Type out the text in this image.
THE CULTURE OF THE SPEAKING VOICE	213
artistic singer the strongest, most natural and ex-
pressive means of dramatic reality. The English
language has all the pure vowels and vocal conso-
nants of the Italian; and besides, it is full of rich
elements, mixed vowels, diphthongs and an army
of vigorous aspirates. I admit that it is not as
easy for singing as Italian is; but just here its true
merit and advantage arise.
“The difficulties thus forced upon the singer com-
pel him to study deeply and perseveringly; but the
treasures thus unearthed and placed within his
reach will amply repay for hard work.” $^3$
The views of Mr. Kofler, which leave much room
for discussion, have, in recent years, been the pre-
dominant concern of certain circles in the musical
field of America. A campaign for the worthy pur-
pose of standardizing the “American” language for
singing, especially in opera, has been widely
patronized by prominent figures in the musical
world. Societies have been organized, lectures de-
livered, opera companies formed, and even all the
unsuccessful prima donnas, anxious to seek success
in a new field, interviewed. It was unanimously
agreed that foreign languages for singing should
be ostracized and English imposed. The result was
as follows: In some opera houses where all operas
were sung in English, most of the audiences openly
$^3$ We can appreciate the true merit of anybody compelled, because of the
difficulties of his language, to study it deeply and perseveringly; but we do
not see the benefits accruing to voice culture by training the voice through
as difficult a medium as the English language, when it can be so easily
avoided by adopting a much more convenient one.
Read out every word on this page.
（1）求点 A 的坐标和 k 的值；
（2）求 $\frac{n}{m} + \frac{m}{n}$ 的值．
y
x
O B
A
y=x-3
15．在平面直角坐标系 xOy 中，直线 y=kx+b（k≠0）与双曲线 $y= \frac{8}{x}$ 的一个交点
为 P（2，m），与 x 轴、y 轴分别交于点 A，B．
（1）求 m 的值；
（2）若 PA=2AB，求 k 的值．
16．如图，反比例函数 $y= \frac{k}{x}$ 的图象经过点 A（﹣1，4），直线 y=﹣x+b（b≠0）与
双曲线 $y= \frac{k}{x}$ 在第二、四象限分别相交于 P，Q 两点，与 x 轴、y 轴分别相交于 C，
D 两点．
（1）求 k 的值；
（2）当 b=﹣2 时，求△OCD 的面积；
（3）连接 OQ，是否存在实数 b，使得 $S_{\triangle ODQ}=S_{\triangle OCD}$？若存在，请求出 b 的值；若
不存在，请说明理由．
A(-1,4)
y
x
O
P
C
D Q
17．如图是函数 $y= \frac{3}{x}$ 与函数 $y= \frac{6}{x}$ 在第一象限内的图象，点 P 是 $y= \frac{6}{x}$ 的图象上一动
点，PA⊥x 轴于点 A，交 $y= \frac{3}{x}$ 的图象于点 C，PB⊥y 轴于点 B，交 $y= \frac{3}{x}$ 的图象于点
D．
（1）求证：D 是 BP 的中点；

○ ○ ○ ○ ○ ○ ○

### Aim
Write out every entry exactly as given.

### Response to the exercise
Type out the text in this image.
THE CULTURE OF THE SPEAKING VOICE	213
artistic singer the strongest, most natural and ex-
pressive means of dramatic reality. The English
language has all the pure vowels and vocal conso-
nants of the Italian; and besides, it is full of rich
elements, mixed vowels, diphthongs and an army
of vigorous aspirates. I admit that it is not as
easy for singing as Italian is; but just here its true
merit and advantage arise.
“The difficulties thus forced upon the singer com-
pel him to study deeply and perseveringly; but the
treasures thus unearthed and placed within his
reach will amply repay for hard work.” $^3$
The views of Mr. Kofler, which leave much room
for discussion, have, in recent years, been the pre-
dominant concern of certain circles in the musical
field of America. A campaign for the worthy pur-
pose of standardizing the “American” language for
singing, especially in opera, has been widely
patronized by prominent figures in the musical
world. Societies have been organized, lectures de-
livered, opera companies formed, and even all the
unsuccessful prima donnas, anxious to seek success
in a new field, interviewed. It was unanimously
agreed that foreign languages for singing should
be ostracized and English imposed. The result was
as follows: In some opera houses where all operas
were sung in English, most of the audiences openly
$^3$ We can appreciate the true merit of anybody compelled, because of the
difficulties of his language, to study it deeply and perseveringly; but we do
not see the benefits accruing to voice culture by training the voice through
as difficult a medium as the English language, when it can be so easily
avoided by adopting a much more convenient one.
Read out every word on this page.
（1）求点 A 的坐标和 k 的值；
（2）求 $\frac{n}{m} + \frac{m}{n}$ 的值．
y
x
O B
A
y=x-3
15．在平面直角坐标系 xOy 中，直线 y=kx+b（k≠0）与双曲线 $y= \frac{8}{x}$ 的一个交点
为 P（2，m），与 x 轴、y 轴分别交于点 A，B．
（1）求 m 的值；
（2）若 PA=2AB，求 k 的值．
16．如图，反比例函数 $y= \frac{k}{x}$ 的图象经过点 A（﹣1，4），直线 y=﹣x+b（b≠0）与
双曲线 $y= \frac{k}{x}$ 在第二、四象限分别相交于 P，Q 两点，与 x 轴、y 轴分别相交于 C，
D 两点．
（1）求 k 的值；
（2）当 b=﹣2 时，求△OCD 的面积；
（3）连接 OQ，是否存在实数 b，使得 $S_{\triangle ODQ}=S_{\triangle OCD}$？若存在，请求出 b 的值；若
不存在，请说明理由．
A(-1,4)
y
x
O
P
C
D Q
17．如图是函数 $y= \frac{3}{x}$ 与函数 $y= \frac{6}{x}$ 在第一象限内的图象，点 P 是 $y= \frac{6}{x}$ 的图象上一动
点，PA⊥x 轴于点 A，交 $y= \frac{3}{x}$ 的图象于点 C，PB⊥y 轴于点 B，交 $y= \frac{3}{x}$ 的图象于点
D．
（1）求证：D 是 BP 的中点；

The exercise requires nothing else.